Read the entries below and pull out each line with the string "icon".
┌─ ITEMS
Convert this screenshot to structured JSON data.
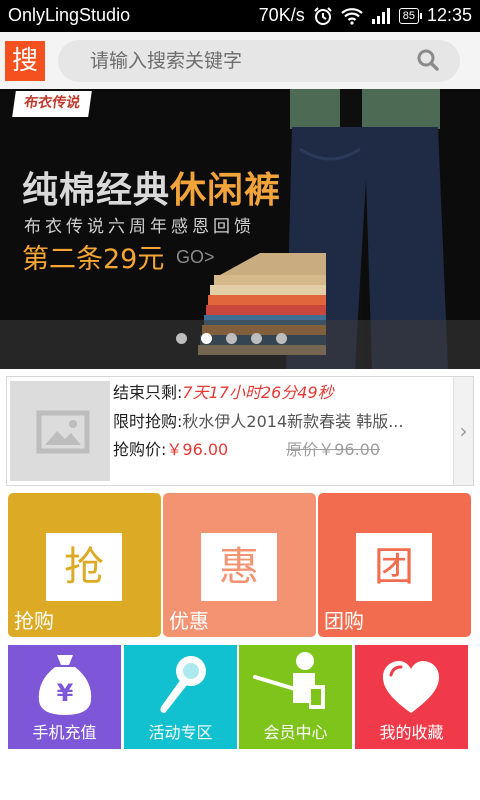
{
  "status_bar": {
    "app_name": "OnlyLingStudio",
    "speed": "70K/s",
    "battery": "85",
    "time": "12:35"
  },
  "search": {
    "logo_char": "搜",
    "placeholder": "请输入搜索关键字",
    "icon": "search-icon"
  },
  "banner": {
    "brand": "布衣传说",
    "title_a": "纯棉经典",
    "title_b": "休闲裤",
    "subtitle": "布衣传说六周年感恩回馈",
    "promo": "第二条29元",
    "go": "GO>",
    "dots_count": 5,
    "active_dot": 1
  },
  "flash_sale": {
    "ends_label": "结束只剩:",
    "countdown": "7天17小时26分49秒",
    "title_label": "限时抢购:",
    "title": "秋水伊人2014新款春装 韩版...",
    "price_label": "抢购价:",
    "price": "￥96.00",
    "original_price": "原价￥96.00",
    "thumb_icon": "image-placeholder-icon",
    "arrow": "›"
  },
  "tiles": [
    {
      "char": "抢",
      "label": "抢购",
      "color": "#dcaa24"
    },
    {
      "char": "惠",
      "label": "优惠",
      "color": "#f49372"
    },
    {
      "char": "团",
      "label": "团购",
      "color": "#f26d4f"
    }
  ],
  "categories": [
    {
      "label": "手机充值",
      "color": "#7e56d8",
      "icon": "money-bag-icon"
    },
    {
      "label": "活动专区",
      "color": "#12c1cf",
      "icon": "flashlight-icon"
    },
    {
      "label": "会员中心",
      "color": "#7fc41a",
      "icon": "teacher-board-icon"
    },
    {
      "label": "我的收藏",
      "color": "#f03a4a",
      "icon": "heart-icon"
    }
  ]
}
└─
## SOLVED EXERCISE
    "icon": "search-icon"
    "thumb_icon": "image-placeholder-icon",
      "icon": "money-bag-icon"
      "icon": "flashlight-icon"
      "icon": "teacher-board-icon"
      "icon": "heart-icon"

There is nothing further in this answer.